▽

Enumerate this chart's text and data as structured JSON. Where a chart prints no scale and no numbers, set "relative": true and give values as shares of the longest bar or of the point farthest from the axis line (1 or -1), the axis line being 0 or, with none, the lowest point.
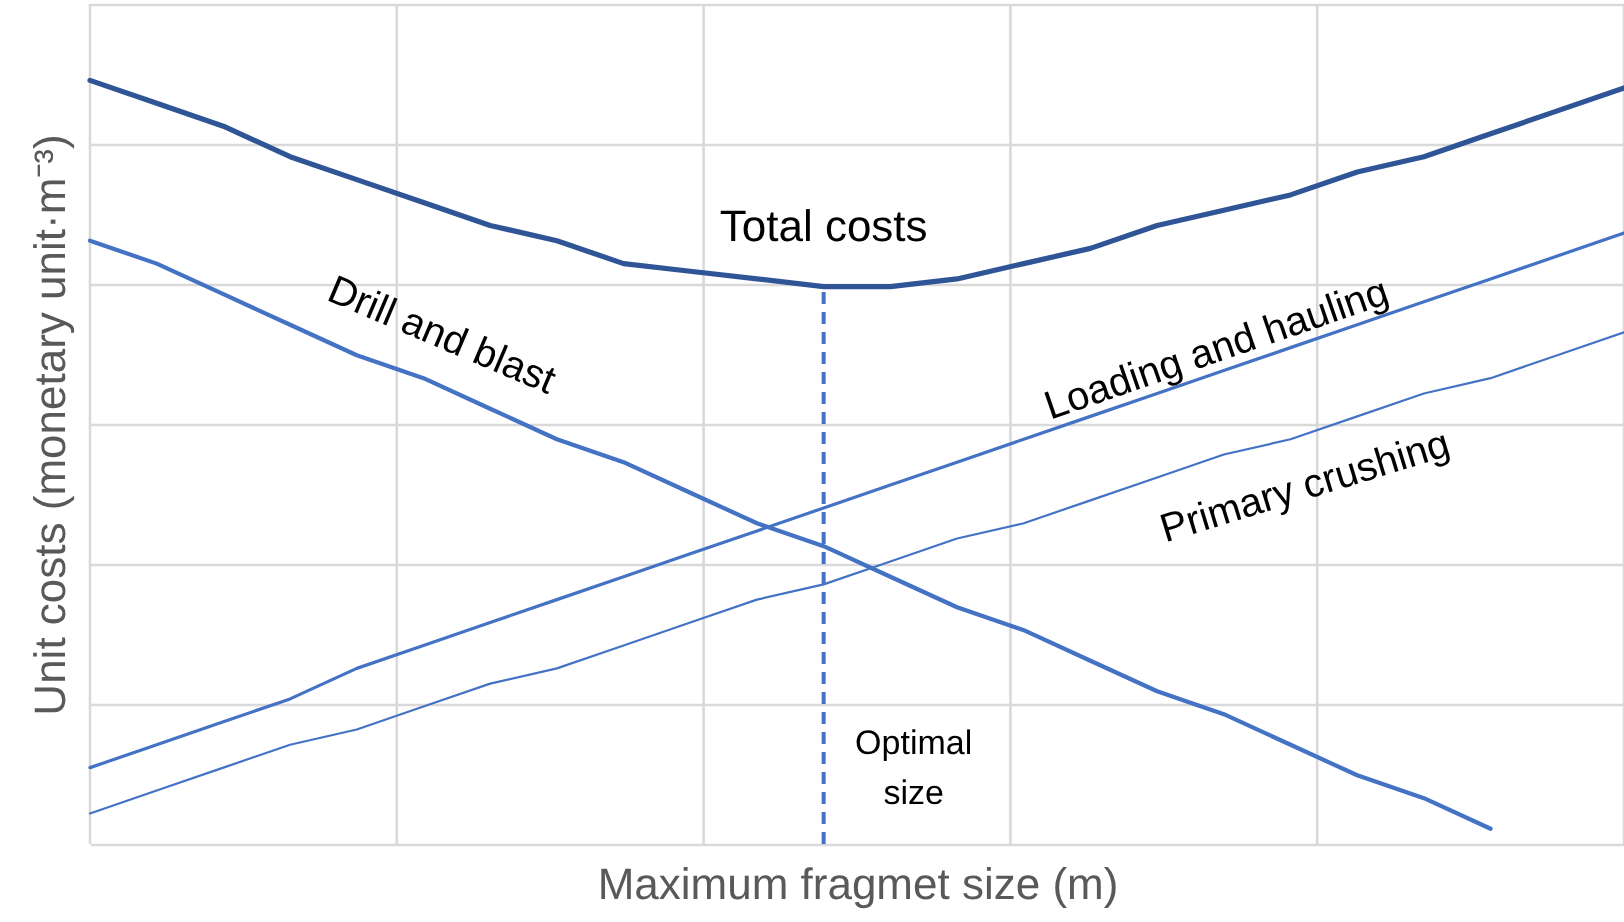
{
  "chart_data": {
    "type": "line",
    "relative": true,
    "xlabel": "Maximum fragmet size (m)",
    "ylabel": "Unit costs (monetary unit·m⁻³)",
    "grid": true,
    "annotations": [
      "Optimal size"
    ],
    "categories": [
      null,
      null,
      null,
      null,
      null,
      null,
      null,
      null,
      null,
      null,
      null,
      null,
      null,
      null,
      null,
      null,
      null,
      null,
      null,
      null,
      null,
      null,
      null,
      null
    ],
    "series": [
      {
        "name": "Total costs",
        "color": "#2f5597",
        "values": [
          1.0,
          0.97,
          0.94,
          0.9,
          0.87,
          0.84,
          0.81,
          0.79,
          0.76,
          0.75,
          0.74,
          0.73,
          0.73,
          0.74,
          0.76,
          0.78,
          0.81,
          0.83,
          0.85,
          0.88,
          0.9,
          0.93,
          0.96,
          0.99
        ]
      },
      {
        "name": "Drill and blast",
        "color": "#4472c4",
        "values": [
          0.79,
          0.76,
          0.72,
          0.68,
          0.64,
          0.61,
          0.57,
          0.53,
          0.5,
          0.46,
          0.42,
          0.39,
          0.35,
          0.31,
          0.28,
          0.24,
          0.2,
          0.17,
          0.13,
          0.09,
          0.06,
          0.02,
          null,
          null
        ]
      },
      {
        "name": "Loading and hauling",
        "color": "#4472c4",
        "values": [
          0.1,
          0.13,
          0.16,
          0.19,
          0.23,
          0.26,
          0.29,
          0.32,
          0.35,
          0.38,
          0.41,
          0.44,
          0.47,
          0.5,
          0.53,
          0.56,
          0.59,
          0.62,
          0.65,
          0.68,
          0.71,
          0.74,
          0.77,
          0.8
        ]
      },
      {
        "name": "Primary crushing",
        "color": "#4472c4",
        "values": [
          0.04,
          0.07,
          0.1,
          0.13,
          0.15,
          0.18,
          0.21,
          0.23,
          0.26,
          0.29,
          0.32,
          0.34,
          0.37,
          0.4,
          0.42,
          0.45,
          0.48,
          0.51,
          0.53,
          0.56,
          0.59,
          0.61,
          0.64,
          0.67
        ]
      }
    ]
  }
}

△
▽

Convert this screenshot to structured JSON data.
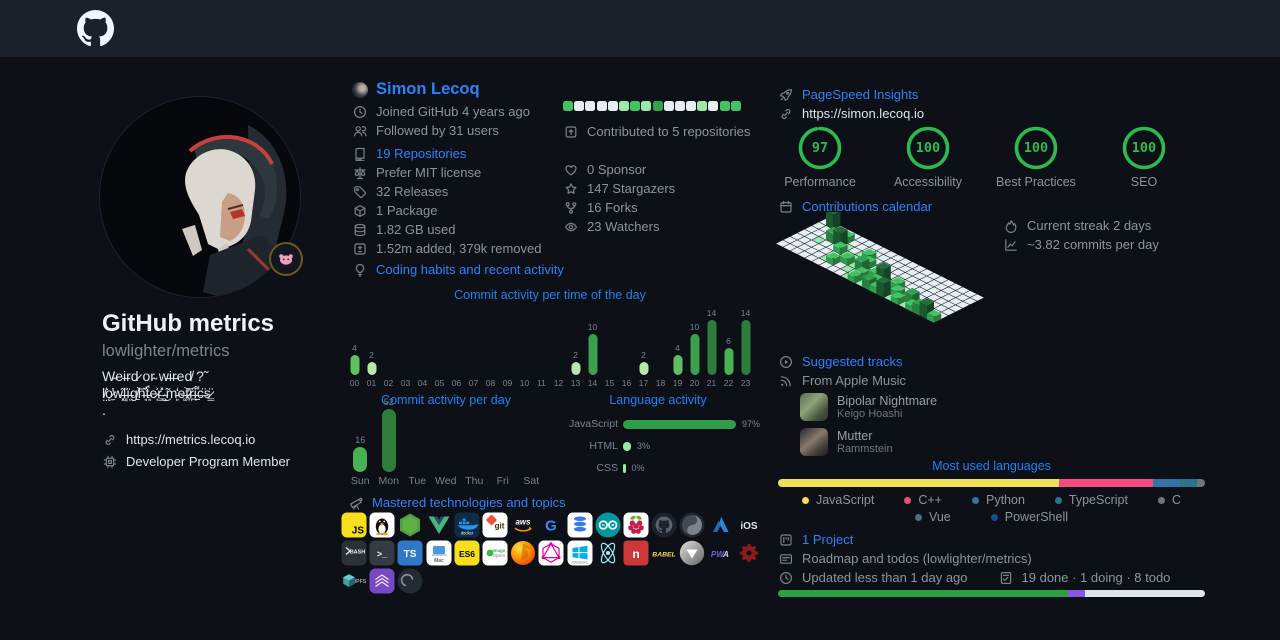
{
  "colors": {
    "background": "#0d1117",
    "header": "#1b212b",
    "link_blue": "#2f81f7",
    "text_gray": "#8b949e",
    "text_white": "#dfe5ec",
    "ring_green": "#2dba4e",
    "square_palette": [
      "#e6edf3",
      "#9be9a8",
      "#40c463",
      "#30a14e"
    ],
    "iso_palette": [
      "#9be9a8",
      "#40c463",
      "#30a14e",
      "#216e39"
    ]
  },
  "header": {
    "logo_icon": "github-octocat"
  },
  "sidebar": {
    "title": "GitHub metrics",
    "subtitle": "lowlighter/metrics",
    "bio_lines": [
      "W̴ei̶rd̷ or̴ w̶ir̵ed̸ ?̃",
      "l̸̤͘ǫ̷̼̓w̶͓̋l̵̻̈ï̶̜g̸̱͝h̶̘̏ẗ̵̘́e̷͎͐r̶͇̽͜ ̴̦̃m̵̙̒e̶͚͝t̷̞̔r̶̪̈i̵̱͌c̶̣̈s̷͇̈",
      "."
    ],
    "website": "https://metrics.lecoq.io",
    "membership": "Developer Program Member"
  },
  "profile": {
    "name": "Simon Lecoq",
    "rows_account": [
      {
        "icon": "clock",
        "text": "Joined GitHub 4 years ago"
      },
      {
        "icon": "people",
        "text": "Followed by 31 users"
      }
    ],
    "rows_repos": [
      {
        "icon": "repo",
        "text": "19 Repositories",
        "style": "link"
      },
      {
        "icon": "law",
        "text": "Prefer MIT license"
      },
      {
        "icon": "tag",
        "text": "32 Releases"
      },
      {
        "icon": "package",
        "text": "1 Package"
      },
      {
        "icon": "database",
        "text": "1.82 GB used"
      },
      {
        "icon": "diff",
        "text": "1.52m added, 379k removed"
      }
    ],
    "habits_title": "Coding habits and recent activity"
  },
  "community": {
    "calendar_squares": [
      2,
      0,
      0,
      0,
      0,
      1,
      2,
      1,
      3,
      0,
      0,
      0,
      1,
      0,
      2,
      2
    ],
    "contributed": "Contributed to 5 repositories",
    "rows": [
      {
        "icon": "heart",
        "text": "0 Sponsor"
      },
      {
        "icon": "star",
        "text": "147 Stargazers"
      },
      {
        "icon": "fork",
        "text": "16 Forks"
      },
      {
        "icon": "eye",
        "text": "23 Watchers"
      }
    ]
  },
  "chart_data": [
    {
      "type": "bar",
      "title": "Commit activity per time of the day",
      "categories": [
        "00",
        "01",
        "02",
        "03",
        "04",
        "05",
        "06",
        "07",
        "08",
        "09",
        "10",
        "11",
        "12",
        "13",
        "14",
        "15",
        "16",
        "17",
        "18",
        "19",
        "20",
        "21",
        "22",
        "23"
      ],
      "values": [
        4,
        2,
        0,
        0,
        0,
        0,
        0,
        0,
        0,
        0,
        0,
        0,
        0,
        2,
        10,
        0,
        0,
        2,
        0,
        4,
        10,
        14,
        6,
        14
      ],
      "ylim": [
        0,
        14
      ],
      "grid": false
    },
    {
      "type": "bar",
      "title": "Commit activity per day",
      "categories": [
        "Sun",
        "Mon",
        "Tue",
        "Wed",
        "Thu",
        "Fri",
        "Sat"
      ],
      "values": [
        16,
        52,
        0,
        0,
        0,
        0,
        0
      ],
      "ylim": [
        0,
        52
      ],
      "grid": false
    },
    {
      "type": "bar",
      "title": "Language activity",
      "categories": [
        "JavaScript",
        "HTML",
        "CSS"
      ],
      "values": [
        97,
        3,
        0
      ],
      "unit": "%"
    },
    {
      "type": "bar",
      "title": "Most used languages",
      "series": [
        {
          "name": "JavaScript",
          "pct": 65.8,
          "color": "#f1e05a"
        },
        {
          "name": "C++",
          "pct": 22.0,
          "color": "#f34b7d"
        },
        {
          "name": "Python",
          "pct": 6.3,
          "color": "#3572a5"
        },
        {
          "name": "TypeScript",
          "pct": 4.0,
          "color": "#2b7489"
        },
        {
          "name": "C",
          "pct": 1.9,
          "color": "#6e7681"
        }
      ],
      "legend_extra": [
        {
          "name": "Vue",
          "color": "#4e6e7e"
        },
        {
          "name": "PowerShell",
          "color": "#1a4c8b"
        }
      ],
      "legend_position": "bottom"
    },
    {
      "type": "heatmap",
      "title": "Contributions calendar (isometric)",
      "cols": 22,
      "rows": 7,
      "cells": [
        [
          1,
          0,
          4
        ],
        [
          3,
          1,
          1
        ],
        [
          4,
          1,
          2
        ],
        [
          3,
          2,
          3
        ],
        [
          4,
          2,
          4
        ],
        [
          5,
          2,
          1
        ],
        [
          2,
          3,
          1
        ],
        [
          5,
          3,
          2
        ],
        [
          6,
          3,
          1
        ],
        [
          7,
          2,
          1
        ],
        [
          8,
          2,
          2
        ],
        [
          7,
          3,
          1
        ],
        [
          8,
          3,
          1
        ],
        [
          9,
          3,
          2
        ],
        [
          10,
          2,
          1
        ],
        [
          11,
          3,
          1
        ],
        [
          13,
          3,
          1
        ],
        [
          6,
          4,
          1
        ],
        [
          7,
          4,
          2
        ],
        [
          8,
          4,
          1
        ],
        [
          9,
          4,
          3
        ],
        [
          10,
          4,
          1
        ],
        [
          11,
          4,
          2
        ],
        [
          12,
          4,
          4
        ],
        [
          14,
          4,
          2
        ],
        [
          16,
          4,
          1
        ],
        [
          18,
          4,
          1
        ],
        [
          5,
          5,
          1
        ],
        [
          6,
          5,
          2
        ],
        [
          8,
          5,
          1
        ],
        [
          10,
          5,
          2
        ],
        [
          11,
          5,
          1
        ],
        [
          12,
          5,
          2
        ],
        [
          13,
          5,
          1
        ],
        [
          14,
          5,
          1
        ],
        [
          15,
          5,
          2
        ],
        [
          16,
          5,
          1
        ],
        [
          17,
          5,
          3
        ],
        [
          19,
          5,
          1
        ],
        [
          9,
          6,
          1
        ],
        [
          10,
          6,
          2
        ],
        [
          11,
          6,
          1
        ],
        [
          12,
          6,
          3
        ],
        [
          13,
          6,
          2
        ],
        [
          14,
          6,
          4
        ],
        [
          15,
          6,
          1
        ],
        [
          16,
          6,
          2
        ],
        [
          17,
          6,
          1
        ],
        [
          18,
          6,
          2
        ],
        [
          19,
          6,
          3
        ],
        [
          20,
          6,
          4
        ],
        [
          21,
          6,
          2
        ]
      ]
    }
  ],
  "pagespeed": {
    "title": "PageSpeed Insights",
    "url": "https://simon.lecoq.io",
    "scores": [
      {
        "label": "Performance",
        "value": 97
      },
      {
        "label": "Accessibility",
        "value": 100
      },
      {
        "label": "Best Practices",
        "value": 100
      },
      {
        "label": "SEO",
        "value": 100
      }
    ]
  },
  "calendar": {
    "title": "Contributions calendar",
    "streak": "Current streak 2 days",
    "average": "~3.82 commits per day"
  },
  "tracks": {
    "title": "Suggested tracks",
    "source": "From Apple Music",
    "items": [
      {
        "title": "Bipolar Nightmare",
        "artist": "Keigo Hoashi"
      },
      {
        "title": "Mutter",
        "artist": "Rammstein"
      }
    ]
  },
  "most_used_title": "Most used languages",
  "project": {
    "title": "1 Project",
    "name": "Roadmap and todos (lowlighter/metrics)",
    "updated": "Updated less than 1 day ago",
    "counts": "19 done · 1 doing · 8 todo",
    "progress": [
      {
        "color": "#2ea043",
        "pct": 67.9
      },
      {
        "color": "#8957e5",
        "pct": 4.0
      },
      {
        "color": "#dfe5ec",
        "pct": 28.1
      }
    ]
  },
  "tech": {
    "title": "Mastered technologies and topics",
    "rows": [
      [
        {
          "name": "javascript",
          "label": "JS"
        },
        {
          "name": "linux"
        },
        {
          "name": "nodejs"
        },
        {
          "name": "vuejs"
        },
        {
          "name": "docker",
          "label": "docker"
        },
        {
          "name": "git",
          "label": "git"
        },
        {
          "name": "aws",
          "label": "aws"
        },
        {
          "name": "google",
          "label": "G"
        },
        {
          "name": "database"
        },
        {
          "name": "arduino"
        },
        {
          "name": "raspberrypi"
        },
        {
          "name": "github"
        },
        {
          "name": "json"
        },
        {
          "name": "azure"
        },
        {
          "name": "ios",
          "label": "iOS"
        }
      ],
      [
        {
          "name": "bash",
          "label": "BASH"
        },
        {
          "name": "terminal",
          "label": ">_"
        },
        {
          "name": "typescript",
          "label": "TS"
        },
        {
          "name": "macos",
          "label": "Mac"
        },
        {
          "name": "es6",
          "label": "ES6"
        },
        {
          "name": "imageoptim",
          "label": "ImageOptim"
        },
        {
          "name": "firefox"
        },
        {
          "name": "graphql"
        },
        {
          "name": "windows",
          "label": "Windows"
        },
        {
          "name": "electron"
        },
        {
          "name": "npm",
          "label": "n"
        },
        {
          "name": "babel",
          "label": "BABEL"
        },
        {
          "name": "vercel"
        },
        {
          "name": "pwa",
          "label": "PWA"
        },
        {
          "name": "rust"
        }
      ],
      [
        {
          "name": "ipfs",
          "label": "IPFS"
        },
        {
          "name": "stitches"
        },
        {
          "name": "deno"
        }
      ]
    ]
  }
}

△

» **STATED TASK**: Each line that holds the word "lowlighter" should be extracted from the records.

» **COMPLETED TASK**:
    "subtitle": "lowlighter/metrics",
    "name": "Roadmap and todos (lowlighter/metrics)",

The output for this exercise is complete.